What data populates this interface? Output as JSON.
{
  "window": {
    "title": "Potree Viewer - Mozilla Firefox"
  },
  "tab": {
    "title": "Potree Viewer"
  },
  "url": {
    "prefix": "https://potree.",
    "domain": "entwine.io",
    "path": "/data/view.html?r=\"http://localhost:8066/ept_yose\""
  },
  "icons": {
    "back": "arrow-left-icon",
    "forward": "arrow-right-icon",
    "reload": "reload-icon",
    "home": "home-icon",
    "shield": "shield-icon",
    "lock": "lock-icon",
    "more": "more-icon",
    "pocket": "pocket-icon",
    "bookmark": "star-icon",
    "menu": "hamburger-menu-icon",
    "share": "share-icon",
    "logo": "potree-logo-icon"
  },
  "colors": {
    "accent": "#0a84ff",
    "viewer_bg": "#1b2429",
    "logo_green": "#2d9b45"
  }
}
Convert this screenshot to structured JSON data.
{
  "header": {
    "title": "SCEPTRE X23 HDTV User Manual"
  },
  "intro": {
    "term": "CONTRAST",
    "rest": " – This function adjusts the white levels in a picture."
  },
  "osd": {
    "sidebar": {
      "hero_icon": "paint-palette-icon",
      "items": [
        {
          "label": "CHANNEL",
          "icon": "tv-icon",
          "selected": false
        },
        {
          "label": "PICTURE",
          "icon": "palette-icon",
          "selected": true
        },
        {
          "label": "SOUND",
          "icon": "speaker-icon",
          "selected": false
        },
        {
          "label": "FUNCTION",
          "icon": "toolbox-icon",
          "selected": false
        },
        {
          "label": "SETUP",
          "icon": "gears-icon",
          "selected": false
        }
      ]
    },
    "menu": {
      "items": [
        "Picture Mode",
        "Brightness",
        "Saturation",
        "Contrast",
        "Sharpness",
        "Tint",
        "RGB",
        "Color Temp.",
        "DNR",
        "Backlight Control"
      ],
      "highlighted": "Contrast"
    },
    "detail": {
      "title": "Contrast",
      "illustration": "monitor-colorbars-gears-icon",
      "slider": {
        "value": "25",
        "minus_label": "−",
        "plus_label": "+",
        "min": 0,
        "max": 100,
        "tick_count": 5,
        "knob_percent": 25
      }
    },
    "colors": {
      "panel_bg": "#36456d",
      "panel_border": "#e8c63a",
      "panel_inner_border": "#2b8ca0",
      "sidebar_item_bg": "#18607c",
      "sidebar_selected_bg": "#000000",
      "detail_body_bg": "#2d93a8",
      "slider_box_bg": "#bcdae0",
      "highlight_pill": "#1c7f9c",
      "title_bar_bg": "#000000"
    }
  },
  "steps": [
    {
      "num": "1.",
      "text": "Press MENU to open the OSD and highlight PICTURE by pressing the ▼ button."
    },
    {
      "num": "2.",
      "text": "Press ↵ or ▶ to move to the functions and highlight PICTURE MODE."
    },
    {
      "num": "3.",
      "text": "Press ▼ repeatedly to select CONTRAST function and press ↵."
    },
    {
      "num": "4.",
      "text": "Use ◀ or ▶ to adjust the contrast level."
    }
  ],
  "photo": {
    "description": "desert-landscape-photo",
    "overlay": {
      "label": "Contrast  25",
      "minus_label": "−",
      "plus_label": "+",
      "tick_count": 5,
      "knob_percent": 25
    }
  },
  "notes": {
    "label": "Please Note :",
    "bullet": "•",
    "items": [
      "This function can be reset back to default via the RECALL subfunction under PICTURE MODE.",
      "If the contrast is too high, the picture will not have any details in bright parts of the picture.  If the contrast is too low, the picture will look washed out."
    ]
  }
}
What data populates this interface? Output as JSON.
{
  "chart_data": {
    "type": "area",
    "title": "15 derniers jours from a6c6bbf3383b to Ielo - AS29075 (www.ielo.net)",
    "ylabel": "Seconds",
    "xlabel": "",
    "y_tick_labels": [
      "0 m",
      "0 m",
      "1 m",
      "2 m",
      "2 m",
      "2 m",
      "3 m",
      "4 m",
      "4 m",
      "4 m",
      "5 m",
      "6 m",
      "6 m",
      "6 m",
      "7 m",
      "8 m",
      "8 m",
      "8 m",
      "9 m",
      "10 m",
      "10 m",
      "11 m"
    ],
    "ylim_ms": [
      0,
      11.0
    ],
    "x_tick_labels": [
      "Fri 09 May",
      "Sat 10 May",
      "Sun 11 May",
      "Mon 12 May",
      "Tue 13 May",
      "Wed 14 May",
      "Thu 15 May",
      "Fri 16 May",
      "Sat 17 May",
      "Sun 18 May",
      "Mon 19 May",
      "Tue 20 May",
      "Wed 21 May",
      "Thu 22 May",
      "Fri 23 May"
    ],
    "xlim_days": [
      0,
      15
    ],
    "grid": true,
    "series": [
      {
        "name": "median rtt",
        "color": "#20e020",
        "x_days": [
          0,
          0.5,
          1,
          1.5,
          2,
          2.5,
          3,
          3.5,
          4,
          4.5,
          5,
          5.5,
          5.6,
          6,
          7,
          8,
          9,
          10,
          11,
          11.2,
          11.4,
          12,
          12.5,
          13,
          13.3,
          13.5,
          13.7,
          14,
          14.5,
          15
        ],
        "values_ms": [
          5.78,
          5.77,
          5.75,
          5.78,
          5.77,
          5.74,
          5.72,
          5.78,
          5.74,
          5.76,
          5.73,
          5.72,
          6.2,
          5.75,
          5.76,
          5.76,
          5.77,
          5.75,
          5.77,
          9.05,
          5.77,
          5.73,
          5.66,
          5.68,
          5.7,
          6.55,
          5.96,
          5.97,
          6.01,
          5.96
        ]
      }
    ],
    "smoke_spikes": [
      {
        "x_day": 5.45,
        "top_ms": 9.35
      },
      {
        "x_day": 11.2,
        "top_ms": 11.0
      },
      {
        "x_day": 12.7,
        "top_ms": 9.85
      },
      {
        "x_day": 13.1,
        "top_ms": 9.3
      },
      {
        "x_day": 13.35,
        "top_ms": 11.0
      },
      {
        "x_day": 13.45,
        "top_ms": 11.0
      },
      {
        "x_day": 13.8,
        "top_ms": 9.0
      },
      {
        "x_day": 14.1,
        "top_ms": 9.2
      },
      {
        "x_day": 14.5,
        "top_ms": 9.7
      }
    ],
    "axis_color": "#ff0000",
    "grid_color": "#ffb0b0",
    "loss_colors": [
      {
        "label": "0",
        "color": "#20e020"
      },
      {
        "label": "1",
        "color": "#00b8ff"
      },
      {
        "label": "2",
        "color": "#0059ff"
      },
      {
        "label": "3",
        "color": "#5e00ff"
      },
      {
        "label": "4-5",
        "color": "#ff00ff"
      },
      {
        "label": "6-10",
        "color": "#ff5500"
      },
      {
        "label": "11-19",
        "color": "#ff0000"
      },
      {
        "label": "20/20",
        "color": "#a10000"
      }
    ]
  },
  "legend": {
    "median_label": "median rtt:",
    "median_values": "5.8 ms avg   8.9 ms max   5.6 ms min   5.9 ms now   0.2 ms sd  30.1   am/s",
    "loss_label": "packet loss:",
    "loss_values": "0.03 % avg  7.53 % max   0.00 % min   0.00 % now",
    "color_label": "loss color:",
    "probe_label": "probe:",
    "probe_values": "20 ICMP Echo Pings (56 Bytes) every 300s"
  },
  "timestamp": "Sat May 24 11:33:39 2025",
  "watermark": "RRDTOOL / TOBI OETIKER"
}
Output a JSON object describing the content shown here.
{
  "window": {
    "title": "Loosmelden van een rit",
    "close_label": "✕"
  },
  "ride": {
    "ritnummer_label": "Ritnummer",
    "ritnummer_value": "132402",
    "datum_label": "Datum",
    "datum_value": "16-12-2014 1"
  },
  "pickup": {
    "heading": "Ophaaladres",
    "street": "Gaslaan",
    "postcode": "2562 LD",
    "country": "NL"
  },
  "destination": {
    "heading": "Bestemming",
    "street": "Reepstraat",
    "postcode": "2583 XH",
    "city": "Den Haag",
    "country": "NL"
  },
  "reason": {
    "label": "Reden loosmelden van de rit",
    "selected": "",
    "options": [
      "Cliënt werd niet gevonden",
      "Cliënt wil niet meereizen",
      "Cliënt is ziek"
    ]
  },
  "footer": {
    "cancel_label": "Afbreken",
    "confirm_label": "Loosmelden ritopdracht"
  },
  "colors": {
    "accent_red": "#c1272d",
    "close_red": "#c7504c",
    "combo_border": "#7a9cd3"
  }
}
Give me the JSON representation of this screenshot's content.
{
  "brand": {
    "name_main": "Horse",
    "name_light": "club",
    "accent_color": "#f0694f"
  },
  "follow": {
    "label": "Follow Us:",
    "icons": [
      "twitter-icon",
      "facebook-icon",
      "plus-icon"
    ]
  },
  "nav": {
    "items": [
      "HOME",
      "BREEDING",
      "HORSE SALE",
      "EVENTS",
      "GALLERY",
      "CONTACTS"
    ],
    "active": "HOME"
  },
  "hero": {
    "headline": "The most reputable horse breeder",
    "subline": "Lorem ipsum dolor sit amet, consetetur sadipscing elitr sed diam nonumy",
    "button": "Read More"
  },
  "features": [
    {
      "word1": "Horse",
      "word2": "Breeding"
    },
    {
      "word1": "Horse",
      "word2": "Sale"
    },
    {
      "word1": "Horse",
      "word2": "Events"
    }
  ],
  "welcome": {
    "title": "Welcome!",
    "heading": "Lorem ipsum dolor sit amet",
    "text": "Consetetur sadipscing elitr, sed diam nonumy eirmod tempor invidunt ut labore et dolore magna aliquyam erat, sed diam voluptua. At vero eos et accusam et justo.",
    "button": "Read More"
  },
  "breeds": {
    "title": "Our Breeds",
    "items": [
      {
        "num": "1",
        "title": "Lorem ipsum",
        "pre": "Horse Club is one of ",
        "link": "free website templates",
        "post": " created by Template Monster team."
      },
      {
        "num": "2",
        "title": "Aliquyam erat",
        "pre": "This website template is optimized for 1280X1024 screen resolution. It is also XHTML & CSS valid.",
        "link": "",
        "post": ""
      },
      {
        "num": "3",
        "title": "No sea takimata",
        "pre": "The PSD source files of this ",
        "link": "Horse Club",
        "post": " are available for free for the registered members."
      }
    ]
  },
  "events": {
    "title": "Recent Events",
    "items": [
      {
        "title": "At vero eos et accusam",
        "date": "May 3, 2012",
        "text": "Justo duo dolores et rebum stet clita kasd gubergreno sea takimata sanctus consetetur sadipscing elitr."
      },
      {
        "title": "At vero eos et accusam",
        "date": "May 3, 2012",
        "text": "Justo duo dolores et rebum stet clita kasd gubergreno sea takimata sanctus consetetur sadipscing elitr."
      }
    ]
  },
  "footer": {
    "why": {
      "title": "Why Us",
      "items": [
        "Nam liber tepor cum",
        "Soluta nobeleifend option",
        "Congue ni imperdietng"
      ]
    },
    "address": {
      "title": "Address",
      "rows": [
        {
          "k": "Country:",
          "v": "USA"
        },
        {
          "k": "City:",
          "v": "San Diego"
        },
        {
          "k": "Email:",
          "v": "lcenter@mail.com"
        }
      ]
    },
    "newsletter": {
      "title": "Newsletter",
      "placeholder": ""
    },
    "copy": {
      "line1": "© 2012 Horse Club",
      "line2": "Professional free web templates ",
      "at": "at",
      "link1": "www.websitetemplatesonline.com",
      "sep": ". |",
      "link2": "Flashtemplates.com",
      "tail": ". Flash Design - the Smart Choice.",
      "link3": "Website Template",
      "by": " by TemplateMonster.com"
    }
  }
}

────

* _PROBLEM STATEMENT_
Each line of the material above either contains the word "arrow" or does not; state how many do, and nothing else.

* _RESULT BELOW_
2